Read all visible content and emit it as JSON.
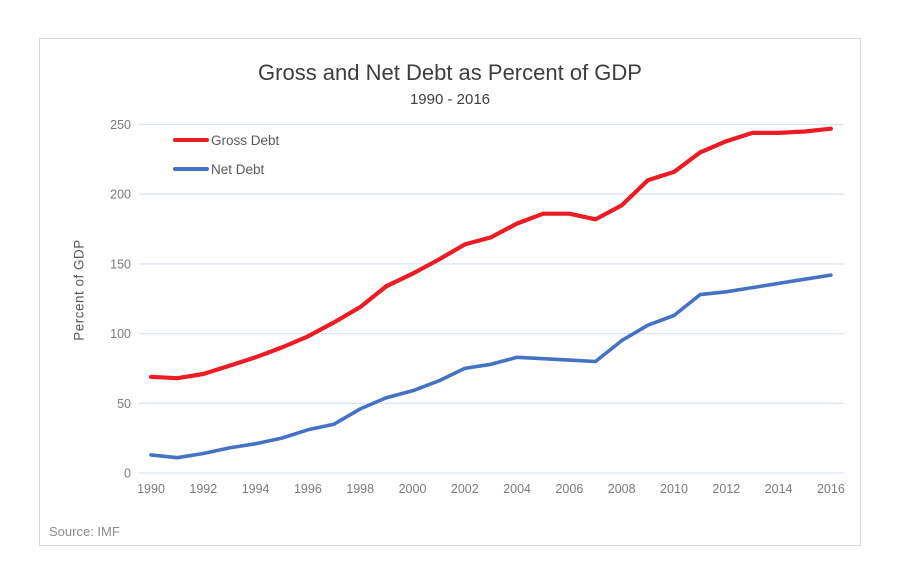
{
  "chart_data": {
    "type": "line",
    "title": "Gross and Net Debt as Percent of GDP",
    "subtitle": "1990 - 2016",
    "xlabel": "",
    "ylabel": "Percent of GDP",
    "source": "Source: IMF",
    "x": [
      1990,
      1991,
      1992,
      1993,
      1994,
      1995,
      1996,
      1997,
      1998,
      1999,
      2000,
      2001,
      2002,
      2003,
      2004,
      2005,
      2006,
      2007,
      2008,
      2009,
      2010,
      2011,
      2012,
      2013,
      2014,
      2015,
      2016
    ],
    "x_tick_labels": [
      "1990",
      "1992",
      "1994",
      "1996",
      "1998",
      "2000",
      "2002",
      "2004",
      "2006",
      "2008",
      "2010",
      "2012",
      "2014",
      "2016"
    ],
    "y_ticks": [
      0,
      50,
      100,
      150,
      200,
      250
    ],
    "ylim": [
      0,
      250
    ],
    "grid": true,
    "legend_position": "top-left-inside",
    "colors": {
      "gross_debt": "#ec1b24",
      "net_debt": "#4472c4",
      "gridline": "#dce6f2",
      "axis_text": "#7a7a7a",
      "title_text": "#3d3d3d",
      "legend_text": "#595959",
      "source_text": "#8c8c8c",
      "border": "#d9d9d9"
    },
    "series": [
      {
        "name": "Gross Debt",
        "color": "#ec1b24",
        "values": [
          69,
          68,
          71,
          77,
          83,
          90,
          98,
          108,
          119,
          134,
          143,
          153,
          164,
          169,
          179,
          186,
          186,
          182,
          192,
          210,
          216,
          230,
          238,
          244,
          244,
          245,
          247
        ]
      },
      {
        "name": "Net Debt",
        "color": "#4472c4",
        "values": [
          13,
          11,
          14,
          18,
          21,
          25,
          31,
          35,
          46,
          54,
          59,
          66,
          75,
          78,
          83,
          82,
          81,
          80,
          95,
          106,
          113,
          128,
          130,
          133,
          136,
          139,
          142
        ]
      }
    ]
  }
}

________________________________________

= Task directions =
Reproduce every record above exactly, but leave out the pictures.

= Correct answer =
Read all visible content and emit it as JSON.
{
  "chart_data": {
    "type": "line",
    "title": "Gross and Net Debt as Percent of GDP",
    "subtitle": "1990 - 2016",
    "xlabel": "",
    "ylabel": "Percent of GDP",
    "source": "Source: IMF",
    "x": [
      1990,
      1991,
      1992,
      1993,
      1994,
      1995,
      1996,
      1997,
      1998,
      1999,
      2000,
      2001,
      2002,
      2003,
      2004,
      2005,
      2006,
      2007,
      2008,
      2009,
      2010,
      2011,
      2012,
      2013,
      2014,
      2015,
      2016
    ],
    "x_tick_labels": [
      "1990",
      "1992",
      "1994",
      "1996",
      "1998",
      "2000",
      "2002",
      "2004",
      "2006",
      "2008",
      "2010",
      "2012",
      "2014",
      "2016"
    ],
    "y_ticks": [
      0,
      50,
      100,
      150,
      200,
      250
    ],
    "ylim": [
      0,
      250
    ],
    "grid": true,
    "legend_position": "top-left-inside",
    "colors": {
      "gross_debt": "#ec1b24",
      "net_debt": "#4472c4",
      "gridline": "#dce6f2",
      "axis_text": "#7a7a7a",
      "title_text": "#3d3d3d",
      "legend_text": "#595959",
      "source_text": "#8c8c8c",
      "border": "#d9d9d9"
    },
    "series": [
      {
        "name": "Gross Debt",
        "color": "#ec1b24",
        "values": [
          69,
          68,
          71,
          77,
          83,
          90,
          98,
          108,
          119,
          134,
          143,
          153,
          164,
          169,
          179,
          186,
          186,
          182,
          192,
          210,
          216,
          230,
          238,
          244,
          244,
          245,
          247
        ]
      },
      {
        "name": "Net Debt",
        "color": "#4472c4",
        "values": [
          13,
          11,
          14,
          18,
          21,
          25,
          31,
          35,
          46,
          54,
          59,
          66,
          75,
          78,
          83,
          82,
          81,
          80,
          95,
          106,
          113,
          128,
          130,
          133,
          136,
          139,
          142
        ]
      }
    ]
  }
}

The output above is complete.